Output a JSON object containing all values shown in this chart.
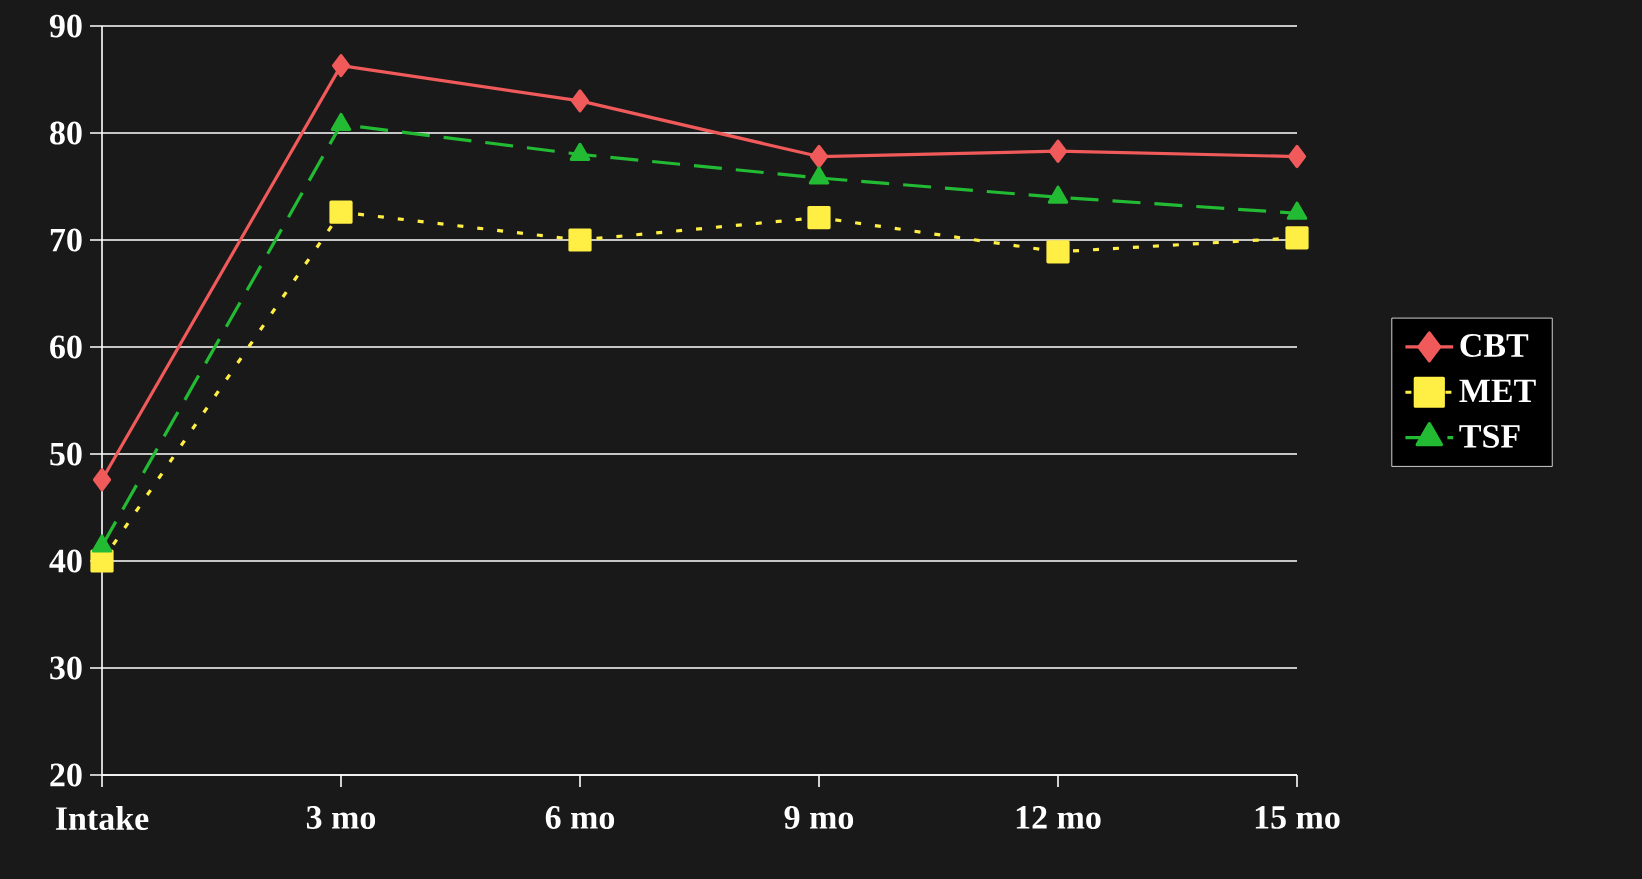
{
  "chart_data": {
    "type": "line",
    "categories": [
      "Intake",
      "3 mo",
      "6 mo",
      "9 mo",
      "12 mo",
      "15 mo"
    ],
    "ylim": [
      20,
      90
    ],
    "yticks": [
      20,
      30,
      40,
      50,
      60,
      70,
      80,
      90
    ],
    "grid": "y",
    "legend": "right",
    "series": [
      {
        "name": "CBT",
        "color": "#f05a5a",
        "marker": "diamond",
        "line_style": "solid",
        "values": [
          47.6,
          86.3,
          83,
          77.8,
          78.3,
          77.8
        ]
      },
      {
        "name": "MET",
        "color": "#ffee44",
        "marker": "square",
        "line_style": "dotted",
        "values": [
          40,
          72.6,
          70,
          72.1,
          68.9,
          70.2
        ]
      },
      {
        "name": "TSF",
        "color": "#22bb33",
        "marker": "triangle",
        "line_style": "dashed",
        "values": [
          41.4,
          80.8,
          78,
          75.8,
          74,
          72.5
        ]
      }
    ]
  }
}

━━━━━━━━━━━━━━━━

### [Short task]
Copy out all of the data word for word. Do not carry over any picture.

### [Solution to this exercise]
Output a JSON object containing all values shown in this chart.
{
  "chart_data": {
    "type": "line",
    "categories": [
      "Intake",
      "3 mo",
      "6 mo",
      "9 mo",
      "12 mo",
      "15 mo"
    ],
    "ylim": [
      20,
      90
    ],
    "yticks": [
      20,
      30,
      40,
      50,
      60,
      70,
      80,
      90
    ],
    "grid": "y",
    "legend": "right",
    "series": [
      {
        "name": "CBT",
        "color": "#f05a5a",
        "marker": "diamond",
        "line_style": "solid",
        "values": [
          47.6,
          86.3,
          83,
          77.8,
          78.3,
          77.8
        ]
      },
      {
        "name": "MET",
        "color": "#ffee44",
        "marker": "square",
        "line_style": "dotted",
        "values": [
          40,
          72.6,
          70,
          72.1,
          68.9,
          70.2
        ]
      },
      {
        "name": "TSF",
        "color": "#22bb33",
        "marker": "triangle",
        "line_style": "dashed",
        "values": [
          41.4,
          80.8,
          78,
          75.8,
          74,
          72.5
        ]
      }
    ]
  }
}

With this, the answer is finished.